* INSTRUCTION *
Pull every line that holds the word "iekārtu" from the entries.

* RAW DATA *
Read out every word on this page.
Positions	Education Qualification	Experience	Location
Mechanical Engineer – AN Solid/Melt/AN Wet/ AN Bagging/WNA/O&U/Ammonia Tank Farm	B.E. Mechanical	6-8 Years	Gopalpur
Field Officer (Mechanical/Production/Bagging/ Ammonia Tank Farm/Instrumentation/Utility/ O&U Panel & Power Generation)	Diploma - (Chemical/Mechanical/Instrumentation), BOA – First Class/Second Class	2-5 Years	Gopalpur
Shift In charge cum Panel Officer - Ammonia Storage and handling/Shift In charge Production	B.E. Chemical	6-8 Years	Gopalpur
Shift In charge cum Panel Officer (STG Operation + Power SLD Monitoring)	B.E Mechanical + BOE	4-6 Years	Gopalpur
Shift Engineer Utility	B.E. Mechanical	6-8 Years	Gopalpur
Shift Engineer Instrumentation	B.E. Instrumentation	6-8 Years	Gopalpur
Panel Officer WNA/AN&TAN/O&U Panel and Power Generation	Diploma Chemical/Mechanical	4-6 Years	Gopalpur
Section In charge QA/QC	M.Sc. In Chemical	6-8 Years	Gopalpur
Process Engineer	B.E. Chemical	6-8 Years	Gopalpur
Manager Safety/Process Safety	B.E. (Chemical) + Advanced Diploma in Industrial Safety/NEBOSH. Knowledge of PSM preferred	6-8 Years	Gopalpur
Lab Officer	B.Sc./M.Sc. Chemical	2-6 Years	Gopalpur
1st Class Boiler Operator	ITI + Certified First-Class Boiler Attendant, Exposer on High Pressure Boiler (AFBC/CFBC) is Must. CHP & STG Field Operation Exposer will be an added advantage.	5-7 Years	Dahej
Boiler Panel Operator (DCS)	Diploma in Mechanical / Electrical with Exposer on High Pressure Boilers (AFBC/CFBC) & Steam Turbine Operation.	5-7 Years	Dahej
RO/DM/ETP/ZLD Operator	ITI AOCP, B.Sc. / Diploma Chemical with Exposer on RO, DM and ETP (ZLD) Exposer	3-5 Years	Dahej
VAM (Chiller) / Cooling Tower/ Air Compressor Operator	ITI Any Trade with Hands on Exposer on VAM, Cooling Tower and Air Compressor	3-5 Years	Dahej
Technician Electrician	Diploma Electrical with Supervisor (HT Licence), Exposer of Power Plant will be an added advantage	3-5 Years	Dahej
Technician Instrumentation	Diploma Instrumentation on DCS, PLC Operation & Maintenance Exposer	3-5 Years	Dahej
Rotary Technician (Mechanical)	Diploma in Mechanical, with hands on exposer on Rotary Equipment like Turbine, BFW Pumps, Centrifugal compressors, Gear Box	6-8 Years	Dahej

* * *

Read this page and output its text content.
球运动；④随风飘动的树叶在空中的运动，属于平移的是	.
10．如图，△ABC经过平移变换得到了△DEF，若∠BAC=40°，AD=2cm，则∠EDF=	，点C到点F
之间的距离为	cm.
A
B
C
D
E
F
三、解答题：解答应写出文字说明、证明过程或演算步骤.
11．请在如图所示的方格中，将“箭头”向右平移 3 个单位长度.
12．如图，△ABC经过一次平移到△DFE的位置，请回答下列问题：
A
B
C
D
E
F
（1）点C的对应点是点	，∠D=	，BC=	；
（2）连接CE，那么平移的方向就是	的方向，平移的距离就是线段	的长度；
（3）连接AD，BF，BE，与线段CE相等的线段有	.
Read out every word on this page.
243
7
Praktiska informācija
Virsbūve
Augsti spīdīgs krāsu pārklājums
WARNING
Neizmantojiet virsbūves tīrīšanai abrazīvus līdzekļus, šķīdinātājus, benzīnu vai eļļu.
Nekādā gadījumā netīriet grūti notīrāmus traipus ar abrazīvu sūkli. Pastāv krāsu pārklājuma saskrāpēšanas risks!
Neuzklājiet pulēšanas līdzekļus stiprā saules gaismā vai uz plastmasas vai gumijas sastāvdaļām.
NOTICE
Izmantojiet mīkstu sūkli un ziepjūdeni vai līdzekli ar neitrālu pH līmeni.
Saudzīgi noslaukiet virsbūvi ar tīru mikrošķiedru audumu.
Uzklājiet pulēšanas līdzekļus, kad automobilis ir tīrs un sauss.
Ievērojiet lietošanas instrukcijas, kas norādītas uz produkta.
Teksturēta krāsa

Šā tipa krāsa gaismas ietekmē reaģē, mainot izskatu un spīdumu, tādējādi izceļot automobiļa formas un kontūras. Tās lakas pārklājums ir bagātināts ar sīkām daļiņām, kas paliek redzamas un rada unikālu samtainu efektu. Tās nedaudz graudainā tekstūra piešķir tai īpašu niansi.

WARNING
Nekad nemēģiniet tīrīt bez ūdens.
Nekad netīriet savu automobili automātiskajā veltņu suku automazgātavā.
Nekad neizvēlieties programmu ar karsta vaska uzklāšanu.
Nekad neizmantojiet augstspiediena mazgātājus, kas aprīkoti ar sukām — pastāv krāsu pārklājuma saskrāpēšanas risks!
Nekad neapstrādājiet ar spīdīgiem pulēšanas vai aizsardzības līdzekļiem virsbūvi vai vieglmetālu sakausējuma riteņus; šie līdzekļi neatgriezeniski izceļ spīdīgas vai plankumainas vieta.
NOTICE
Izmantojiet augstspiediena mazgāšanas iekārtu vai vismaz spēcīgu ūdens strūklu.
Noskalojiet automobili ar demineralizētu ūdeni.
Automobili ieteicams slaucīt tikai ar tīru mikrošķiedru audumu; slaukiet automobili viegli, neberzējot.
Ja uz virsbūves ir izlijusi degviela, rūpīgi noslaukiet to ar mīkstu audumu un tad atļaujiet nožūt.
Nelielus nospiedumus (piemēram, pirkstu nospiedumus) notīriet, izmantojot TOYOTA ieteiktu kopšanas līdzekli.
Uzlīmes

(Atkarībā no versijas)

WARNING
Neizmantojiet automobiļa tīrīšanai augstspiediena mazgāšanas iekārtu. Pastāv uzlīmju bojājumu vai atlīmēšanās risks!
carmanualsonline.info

==

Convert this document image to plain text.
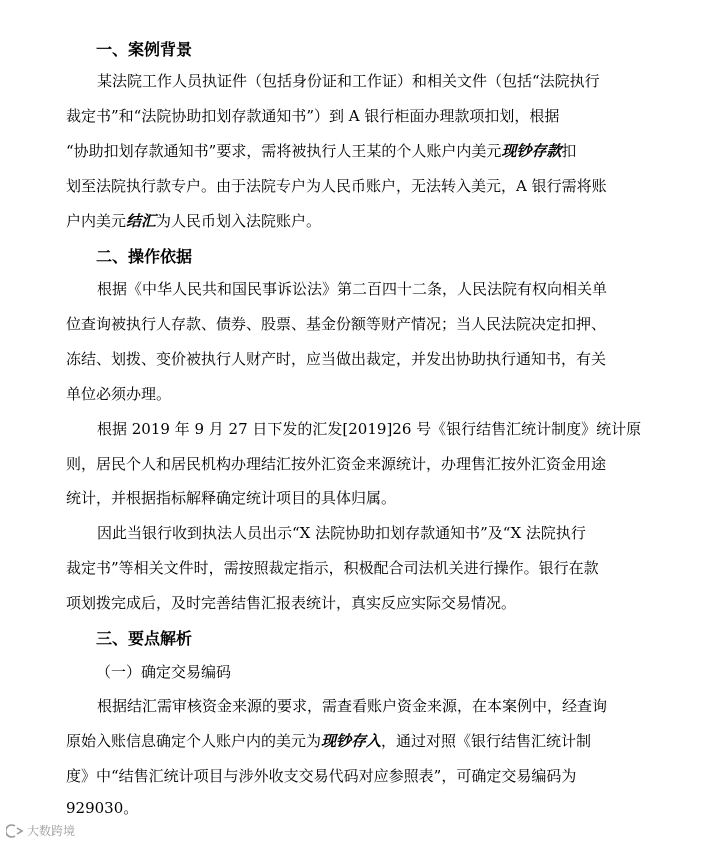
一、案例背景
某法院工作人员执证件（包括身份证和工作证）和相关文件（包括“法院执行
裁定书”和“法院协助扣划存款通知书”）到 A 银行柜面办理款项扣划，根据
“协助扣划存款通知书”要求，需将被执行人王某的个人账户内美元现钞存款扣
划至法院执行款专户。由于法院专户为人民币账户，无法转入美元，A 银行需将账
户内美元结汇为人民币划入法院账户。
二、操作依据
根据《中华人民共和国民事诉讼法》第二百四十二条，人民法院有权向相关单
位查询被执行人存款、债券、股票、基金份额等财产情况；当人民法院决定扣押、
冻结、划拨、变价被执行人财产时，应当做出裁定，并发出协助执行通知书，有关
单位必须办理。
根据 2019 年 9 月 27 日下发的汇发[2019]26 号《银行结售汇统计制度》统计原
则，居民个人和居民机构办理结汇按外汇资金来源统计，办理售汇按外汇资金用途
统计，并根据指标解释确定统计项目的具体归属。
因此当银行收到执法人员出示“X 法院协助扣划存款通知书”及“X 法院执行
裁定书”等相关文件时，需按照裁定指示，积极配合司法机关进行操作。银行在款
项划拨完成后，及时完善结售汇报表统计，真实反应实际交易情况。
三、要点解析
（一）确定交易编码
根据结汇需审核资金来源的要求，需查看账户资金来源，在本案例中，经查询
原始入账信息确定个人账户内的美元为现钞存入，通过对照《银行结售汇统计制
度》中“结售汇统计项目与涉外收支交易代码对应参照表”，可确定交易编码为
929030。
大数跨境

* COMPLETE RESPONSE *
Izmantojiet augstspiediena mazgāšanas iekārtu vai vismaz spēcīgu ūdens strūklu.
Neizmantojiet automobiļa tīrīšanai augstspiediena mazgāšanas iekārtu. Pastāv uzlīmju bojājumu vai atlīmēšanās risks!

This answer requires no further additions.